• Working data:
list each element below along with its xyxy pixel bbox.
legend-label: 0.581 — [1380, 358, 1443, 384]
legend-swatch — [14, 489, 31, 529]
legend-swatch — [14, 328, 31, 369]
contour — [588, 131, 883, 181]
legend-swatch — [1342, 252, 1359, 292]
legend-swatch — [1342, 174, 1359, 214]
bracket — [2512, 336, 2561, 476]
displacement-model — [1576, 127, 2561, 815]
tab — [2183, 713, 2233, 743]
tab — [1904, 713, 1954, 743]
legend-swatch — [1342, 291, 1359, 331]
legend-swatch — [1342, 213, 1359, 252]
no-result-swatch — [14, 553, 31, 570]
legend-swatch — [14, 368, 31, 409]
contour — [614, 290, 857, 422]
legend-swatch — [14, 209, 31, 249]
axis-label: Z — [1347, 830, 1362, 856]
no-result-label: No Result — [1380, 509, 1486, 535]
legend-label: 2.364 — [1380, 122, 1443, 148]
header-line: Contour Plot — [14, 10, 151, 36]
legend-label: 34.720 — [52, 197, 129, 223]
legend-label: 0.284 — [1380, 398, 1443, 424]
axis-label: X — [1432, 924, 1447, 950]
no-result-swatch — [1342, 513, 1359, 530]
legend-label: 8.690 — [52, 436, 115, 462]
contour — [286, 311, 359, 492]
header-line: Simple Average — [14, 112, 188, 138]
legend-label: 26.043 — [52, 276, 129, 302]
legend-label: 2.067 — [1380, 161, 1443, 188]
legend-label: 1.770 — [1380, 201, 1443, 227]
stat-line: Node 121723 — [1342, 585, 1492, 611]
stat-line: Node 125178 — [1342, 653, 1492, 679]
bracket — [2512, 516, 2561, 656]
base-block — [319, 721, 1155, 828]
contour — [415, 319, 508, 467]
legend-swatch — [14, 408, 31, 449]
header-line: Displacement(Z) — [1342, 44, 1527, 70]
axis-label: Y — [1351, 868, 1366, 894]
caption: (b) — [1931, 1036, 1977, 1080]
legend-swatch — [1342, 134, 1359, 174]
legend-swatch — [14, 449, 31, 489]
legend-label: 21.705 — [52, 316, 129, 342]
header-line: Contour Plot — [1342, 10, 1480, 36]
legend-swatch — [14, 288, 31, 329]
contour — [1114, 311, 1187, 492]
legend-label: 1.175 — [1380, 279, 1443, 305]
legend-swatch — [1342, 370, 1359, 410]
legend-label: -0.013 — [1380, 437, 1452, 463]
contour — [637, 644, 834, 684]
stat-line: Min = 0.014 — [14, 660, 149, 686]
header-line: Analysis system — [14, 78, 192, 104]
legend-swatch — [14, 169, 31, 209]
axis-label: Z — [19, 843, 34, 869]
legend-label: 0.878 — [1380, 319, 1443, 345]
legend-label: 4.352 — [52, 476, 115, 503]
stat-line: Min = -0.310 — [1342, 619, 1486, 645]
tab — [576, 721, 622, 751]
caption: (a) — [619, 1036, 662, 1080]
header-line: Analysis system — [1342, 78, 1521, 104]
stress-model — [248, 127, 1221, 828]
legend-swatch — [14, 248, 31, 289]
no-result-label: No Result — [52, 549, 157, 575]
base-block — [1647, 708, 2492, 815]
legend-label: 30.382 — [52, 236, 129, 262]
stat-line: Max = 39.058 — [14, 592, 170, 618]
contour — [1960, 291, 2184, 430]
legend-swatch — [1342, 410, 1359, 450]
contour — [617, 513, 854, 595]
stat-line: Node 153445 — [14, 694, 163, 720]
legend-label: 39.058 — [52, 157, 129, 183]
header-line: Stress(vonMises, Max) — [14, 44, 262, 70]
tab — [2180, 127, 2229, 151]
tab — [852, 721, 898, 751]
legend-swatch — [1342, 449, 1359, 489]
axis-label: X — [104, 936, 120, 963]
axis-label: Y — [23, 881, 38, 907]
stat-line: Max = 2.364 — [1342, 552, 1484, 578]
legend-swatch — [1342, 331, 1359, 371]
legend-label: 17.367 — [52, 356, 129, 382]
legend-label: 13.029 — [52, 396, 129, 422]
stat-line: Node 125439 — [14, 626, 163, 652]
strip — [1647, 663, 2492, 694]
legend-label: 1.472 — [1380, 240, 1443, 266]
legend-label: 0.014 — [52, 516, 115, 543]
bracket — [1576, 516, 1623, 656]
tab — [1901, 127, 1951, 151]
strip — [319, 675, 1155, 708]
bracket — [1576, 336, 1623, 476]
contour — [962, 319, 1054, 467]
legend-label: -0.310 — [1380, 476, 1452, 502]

• To be done:
Update the data from its first line up to and including the line with "contour — [614, 290, 857, 422]" by replacing "legend-swatch" with "legend-key" and leaving everything else unchanged. Give only those lines.

• Exercise result:
list each element below along with its xyxy pixel bbox.
legend-label: 0.581 — [1380, 358, 1443, 384]
legend-key — [14, 489, 31, 529]
legend-key — [14, 328, 31, 369]
contour — [588, 131, 883, 181]
legend-key — [1342, 252, 1359, 292]
legend-key — [1342, 174, 1359, 214]
bracket — [2512, 336, 2561, 476]
displacement-model — [1576, 127, 2561, 815]
tab — [2183, 713, 2233, 743]
tab — [1904, 713, 1954, 743]
legend-key — [1342, 291, 1359, 331]
legend-key — [1342, 213, 1359, 252]
no-result-swatch — [14, 553, 31, 570]
legend-key — [14, 368, 31, 409]
contour — [614, 290, 857, 422]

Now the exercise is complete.